• [SET EXERCISE]
Scan the lines below for "title"; report the number of lines that contain it, and only that.

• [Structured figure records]
* Begin *
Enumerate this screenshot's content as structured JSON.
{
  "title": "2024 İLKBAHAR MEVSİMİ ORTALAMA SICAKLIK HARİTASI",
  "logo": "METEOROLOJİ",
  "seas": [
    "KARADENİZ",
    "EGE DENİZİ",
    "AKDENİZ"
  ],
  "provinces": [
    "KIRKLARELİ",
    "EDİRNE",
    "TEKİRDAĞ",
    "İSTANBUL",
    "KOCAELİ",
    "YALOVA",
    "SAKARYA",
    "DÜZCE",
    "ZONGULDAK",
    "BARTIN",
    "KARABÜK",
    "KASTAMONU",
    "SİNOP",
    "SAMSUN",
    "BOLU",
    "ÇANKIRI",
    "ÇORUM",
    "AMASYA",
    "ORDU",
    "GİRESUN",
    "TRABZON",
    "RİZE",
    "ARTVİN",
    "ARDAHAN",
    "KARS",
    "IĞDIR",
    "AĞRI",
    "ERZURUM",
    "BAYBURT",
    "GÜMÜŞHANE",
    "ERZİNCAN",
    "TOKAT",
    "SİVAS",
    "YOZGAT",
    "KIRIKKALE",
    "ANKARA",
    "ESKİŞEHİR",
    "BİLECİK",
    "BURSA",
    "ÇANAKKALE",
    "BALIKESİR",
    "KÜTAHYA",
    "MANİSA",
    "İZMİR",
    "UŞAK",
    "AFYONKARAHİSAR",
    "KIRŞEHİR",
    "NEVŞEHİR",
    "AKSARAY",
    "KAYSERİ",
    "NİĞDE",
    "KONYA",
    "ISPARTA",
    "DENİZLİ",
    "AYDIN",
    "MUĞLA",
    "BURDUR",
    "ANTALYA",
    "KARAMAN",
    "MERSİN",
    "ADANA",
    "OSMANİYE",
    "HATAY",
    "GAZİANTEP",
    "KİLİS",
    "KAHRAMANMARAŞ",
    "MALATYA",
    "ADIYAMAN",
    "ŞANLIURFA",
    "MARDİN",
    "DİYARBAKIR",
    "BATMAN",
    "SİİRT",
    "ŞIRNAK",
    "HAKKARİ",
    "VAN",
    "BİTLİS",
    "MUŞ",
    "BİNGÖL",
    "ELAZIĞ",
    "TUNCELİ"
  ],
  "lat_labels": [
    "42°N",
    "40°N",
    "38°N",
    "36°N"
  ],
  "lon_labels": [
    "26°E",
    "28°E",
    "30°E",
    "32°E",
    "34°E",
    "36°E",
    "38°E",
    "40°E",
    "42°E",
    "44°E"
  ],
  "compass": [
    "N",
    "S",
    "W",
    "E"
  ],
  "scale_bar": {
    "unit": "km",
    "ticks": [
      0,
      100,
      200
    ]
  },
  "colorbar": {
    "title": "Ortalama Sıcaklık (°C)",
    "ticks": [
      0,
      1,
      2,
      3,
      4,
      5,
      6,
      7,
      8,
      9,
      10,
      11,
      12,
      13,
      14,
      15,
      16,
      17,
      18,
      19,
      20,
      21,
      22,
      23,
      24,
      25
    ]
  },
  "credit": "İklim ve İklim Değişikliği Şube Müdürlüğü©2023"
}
* End *
• [THE ANSWER]
2